+++ Input

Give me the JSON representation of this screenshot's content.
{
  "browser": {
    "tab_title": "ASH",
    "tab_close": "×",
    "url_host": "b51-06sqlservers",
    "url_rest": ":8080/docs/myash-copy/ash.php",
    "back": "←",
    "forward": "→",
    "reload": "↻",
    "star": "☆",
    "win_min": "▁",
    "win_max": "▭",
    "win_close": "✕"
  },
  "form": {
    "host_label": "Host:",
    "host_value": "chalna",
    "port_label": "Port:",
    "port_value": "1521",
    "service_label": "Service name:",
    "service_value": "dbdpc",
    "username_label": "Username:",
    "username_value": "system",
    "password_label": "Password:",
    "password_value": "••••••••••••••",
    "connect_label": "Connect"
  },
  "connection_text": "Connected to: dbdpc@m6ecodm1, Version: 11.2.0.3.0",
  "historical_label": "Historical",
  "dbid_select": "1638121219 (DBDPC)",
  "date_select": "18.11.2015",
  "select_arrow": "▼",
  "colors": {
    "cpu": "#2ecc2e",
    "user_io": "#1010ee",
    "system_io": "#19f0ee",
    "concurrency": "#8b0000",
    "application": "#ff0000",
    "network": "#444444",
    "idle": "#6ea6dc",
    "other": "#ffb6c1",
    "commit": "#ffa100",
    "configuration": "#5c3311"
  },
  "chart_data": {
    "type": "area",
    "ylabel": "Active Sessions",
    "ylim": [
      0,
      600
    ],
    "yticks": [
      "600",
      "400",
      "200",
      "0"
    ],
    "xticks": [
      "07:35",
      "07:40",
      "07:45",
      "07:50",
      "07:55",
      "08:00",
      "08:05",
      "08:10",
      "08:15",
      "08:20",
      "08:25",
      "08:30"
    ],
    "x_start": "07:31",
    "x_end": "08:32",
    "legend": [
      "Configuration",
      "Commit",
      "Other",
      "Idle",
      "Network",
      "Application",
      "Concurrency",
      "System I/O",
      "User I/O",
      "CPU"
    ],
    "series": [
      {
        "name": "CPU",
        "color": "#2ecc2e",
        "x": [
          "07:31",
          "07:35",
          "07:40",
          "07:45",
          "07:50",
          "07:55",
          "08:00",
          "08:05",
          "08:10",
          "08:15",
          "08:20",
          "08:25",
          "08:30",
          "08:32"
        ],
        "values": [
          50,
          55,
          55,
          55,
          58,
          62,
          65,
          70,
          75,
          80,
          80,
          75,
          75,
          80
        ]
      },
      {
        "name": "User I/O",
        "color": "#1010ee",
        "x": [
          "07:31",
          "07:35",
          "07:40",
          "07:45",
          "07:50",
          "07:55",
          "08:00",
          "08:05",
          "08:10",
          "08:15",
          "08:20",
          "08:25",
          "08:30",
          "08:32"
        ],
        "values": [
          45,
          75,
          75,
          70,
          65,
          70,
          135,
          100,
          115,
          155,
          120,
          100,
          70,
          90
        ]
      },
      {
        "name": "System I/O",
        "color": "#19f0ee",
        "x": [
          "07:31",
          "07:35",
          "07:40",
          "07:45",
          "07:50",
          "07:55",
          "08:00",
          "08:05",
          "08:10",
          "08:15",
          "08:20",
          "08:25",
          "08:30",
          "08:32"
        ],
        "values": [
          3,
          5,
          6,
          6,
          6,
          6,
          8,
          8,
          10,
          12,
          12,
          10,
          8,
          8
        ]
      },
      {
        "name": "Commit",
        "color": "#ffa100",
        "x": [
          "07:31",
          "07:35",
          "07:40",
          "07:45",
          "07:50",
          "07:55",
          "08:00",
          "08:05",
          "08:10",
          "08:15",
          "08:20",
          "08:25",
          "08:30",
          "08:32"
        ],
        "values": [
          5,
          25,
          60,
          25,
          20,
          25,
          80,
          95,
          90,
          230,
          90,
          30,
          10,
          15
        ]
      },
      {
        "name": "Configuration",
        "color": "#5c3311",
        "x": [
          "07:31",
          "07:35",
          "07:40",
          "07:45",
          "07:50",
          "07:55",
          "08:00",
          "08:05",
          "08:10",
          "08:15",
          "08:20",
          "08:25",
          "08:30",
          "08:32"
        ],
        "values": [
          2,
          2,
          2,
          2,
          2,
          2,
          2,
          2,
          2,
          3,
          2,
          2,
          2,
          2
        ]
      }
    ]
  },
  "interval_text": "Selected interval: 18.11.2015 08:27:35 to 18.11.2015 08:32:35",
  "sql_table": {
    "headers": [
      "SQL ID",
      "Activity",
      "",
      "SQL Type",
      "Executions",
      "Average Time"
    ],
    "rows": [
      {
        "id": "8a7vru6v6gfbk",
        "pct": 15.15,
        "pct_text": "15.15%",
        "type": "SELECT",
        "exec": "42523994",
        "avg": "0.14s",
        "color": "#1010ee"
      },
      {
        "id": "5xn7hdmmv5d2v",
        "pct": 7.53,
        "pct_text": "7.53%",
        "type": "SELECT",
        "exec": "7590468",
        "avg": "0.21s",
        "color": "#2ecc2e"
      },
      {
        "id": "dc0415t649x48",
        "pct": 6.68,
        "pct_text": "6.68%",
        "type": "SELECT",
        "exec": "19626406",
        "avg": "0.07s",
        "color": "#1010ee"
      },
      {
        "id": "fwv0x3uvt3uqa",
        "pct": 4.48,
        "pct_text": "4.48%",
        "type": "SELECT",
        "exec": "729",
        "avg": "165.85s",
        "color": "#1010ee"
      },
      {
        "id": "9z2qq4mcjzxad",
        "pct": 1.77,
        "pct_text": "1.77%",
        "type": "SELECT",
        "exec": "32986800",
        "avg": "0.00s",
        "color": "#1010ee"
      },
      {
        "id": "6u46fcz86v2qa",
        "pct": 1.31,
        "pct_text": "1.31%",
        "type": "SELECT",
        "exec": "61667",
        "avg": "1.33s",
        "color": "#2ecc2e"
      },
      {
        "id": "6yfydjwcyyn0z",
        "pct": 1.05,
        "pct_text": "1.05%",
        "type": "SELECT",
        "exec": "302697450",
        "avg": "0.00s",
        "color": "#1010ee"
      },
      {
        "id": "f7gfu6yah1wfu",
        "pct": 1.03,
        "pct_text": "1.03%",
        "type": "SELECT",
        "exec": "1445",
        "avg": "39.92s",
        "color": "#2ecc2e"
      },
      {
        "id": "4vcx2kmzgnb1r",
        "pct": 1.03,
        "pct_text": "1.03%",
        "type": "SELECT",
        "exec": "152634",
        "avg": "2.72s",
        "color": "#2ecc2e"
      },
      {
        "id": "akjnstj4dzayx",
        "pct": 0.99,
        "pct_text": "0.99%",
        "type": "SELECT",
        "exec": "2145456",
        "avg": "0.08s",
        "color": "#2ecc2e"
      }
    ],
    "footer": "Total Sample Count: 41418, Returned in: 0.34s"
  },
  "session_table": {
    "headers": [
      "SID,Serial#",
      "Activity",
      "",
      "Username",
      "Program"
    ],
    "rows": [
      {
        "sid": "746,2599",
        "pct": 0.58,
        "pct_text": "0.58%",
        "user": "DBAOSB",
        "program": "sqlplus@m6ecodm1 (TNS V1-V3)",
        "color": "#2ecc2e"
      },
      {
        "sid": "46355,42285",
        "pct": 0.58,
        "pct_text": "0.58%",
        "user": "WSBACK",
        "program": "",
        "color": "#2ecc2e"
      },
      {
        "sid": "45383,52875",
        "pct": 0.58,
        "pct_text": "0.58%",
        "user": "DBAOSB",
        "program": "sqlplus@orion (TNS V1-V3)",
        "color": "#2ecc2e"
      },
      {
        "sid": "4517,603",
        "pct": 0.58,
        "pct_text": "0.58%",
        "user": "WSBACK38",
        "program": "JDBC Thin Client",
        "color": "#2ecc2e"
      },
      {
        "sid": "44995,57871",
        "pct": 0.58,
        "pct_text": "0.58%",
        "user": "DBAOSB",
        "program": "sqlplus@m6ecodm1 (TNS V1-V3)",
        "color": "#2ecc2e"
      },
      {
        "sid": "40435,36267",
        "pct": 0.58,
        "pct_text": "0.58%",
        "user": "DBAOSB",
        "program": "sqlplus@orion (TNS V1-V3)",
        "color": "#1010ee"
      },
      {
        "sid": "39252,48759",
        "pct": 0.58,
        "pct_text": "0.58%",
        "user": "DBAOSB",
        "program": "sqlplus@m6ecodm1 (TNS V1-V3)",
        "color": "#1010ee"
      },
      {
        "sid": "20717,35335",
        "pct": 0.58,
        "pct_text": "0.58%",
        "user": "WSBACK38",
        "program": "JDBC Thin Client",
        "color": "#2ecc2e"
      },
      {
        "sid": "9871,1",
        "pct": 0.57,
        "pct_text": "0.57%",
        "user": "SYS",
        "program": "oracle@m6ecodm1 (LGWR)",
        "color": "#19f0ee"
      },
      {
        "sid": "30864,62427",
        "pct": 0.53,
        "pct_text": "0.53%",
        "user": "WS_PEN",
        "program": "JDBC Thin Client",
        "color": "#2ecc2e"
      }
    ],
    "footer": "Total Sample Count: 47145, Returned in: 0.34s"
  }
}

++++++

## [Problem statement]
Only the number is wanted: how many lines in the entries above contain the word "Count"?

## [Full response]
2